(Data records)
──────────

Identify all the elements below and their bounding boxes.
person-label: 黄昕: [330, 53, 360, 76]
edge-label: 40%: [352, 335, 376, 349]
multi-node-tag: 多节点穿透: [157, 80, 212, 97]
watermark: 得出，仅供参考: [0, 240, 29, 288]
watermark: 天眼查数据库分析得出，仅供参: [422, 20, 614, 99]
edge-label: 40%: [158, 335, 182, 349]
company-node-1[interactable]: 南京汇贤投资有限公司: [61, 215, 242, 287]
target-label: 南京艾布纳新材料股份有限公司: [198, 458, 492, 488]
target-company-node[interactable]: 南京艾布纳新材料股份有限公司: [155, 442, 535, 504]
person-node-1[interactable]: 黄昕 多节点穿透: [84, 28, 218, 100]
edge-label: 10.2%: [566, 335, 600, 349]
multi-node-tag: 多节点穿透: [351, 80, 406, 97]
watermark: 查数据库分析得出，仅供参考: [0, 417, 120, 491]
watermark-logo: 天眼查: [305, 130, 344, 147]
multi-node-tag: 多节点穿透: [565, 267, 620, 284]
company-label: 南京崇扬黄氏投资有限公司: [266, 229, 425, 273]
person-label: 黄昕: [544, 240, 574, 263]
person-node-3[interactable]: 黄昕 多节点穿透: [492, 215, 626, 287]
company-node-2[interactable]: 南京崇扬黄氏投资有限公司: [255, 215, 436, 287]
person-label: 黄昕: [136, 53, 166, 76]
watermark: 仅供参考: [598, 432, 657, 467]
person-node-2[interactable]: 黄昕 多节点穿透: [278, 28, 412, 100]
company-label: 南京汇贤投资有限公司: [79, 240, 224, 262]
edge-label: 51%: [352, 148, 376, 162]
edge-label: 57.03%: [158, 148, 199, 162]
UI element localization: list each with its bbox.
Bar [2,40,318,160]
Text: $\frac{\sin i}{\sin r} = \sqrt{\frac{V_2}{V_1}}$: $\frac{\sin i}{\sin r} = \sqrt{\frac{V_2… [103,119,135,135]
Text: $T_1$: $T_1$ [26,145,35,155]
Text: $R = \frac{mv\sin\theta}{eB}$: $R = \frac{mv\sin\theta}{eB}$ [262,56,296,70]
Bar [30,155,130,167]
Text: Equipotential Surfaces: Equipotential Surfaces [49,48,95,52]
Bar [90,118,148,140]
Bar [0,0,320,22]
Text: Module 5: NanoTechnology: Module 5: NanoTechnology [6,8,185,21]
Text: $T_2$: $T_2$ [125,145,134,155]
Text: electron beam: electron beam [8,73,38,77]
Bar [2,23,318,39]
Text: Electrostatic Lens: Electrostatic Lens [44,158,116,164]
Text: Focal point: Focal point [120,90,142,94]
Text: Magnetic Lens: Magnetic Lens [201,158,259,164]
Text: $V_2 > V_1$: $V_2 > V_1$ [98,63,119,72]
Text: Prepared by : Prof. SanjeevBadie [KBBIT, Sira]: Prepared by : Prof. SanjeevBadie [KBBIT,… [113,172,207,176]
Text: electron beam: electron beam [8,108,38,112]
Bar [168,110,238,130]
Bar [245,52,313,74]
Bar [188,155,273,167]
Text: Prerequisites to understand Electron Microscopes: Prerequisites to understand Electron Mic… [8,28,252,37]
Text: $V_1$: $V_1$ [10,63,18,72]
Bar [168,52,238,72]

──────────

**TASK OBJECTIVE**
Can you turn each line of the records above into a JSON list of strings, with one string per line and blank lines left out?

**PROBLEM SOLUTION**
[
  "Identify all the elements below and their bounding boxes.",
  "person-label: 黄昕: [330, 53, 360, 76]",
  "edge-label: 40%: [352, 335, 376, 349]",
  "multi-node-tag: 多节点穿透: [157, 80, 212, 97]",
  "watermark: 得出，仅供参考: [0, 240, 29, 288]",
  "watermark: 天眼查数据库分析得出，仅供参: [422, 20, 614, 99]",
  "edge-label: 40%: [158, 335, 182, 349]",
  "company-node-1[interactable]: 南京汇贤投资有限公司: [61, 215, 242, 287]",
  "target-label: 南京艾布纳新材料股份有限公司: [198, 458, 492, 488]",
  "target-company-node[interactable]: 南京艾布纳新材料股份有限公司: [155, 442, 535, 504]",
  "person-node-1[interactable]: 黄昕 多节点穿透: [84, 28, 218, 100]",
  "edge-label: 10.2%: [566, 335, 600, 349]",
  "multi-node-tag: 多节点穿透: [351, 80, 406, 97]",
  "watermark: 查数据库分析得出，仅供参考: [0, 417, 120, 491]",
  "watermark-logo: 天眼查: [305, 130, 344, 147]",
  "multi-node-tag: 多节点穿透: [565, 267, 620, 284]",
  "company-label: 南京崇扬黄氏投资有限公司: [266, 229, 425, 273]",
  "person-label: 黄昕: [544, 240, 574, 263]",
  "person-node-3[interactable]: 黄昕 多节点穿透: [492, 215, 626, 287]",
  "company-node-2[interactable]: 南京崇扬黄氏投资有限公司: [255, 215, 436, 287]",
  "person-label: 黄昕: [136, 53, 166, 76]",
  "watermark: 仅供参考: [598, 432, 657, 467]",
  "person-node-2[interactable]: 黄昕 多节点穿透: [278, 28, 412, 100]",
  "company-label: 南京汇贤投资有限公司: [79, 240, 224, 262]",
  "edge-label: 51%: [352, 148, 376, 162]",
  "edge-label: 57.03%: [158, 148, 199, 162]",
  "UI element localization: list each with its bbox.",
  "Bar [2,40,318,160]",
  "Text: $\\frac{\\sin i}{\\sin r} = \\sqrt{\\frac{V_2}{V_1}}$: $\\frac{\\sin i}{\\sin r} = \\sqrt{\\frac{V_2… [103,119,135,135]",
  "Text: $T_1$: $T_1$ [26,145,35,155]",
  "Text: $R = \\frac{mv\\sin\\theta}{eB}$: $R = \\frac{mv\\sin\\theta}{eB}$ [262,56,296,70]",
  "Bar [30,155,130,167]",
  "Text: Equipotential Surfaces: Equipotential Surfaces [49,48,95,52]",
  "Bar [90,118,148,140]",
  "Bar [0,0,320,22]",
  "Text: Module 5: NanoTechnology: Module 5: NanoTechnology [6,8,185,21]",
  "Text: $T_2$: $T_2$ [125,145,134,155]",
  "Text: electron beam: electron beam [8,73,38,77]",
  "Bar [2,23,318,39]",
  "Text: Electrostatic Lens: Electrostatic Lens [44,158,116,164]",
  "Text: Focal point: Focal point [120,90,142,94]",
  "Text: Magnetic Lens: Magnetic Lens [201,158,259,164]",
  "Text: $V_2 > V_1$: $V_2 > V_1$ [98,63,119,72]",
  "Text: Prepared by : Prof. SanjeevBadie [KBBIT, Sira]: Prepared by : Prof. SanjeevBadie [KBBIT,… [113,172,207,176]",
  "Text: electron beam: electron beam [8,108,38,112]",
  "Bar [168,110,238,130]",
  "Bar [245,52,313,74]",
  "Bar [188,155,273,167]",
  "Text: Prerequisites to understand Electron Microscopes: Prerequisites to understand Electron Mic… [8,28,252,37]",
  "Text: $V_1$: $V_1$ [10,63,18,72]",
  "Bar [168,52,238,72]"
]